_TASK TO CARRY OUT_
In the lines below, find how many contain the word "Santiago" and report that figure alone.

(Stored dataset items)
—————

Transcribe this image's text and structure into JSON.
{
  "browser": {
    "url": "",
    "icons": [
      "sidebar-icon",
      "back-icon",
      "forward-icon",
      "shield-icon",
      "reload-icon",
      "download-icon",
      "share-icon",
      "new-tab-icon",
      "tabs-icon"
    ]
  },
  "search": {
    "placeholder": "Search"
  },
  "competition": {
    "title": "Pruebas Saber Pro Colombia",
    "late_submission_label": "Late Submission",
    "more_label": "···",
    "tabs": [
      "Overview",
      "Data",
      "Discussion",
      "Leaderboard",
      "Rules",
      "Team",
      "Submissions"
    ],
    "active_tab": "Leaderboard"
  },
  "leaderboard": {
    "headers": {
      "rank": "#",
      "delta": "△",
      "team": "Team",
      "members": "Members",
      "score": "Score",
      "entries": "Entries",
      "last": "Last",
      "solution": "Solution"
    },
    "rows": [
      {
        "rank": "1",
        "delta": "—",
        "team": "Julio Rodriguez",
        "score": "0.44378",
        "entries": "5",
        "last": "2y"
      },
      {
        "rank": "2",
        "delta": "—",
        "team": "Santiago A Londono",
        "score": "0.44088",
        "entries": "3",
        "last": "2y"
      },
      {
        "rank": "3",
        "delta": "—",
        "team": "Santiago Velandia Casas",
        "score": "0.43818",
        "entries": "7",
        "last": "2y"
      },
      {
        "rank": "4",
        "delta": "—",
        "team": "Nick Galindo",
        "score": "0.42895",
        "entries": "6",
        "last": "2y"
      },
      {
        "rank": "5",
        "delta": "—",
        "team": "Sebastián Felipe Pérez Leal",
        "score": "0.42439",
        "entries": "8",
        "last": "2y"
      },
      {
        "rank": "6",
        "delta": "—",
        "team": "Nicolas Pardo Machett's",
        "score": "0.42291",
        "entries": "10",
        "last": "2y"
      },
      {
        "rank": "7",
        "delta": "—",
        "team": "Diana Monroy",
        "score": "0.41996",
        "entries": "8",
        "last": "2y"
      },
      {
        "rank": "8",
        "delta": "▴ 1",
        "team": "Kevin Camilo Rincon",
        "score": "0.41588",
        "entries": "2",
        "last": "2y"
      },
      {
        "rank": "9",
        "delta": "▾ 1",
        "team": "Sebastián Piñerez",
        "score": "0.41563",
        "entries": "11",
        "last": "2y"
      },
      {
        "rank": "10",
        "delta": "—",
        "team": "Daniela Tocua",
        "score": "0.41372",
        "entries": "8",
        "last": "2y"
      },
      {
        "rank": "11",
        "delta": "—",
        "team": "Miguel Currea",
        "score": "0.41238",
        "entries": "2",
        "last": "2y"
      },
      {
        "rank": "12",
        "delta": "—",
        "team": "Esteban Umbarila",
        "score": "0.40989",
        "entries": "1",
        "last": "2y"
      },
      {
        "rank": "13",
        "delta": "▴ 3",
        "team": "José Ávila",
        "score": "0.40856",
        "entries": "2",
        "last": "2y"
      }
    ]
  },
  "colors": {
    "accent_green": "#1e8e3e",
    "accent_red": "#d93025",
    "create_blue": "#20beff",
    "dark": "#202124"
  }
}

—————

_SOLUTION FOR THIS TASK_
2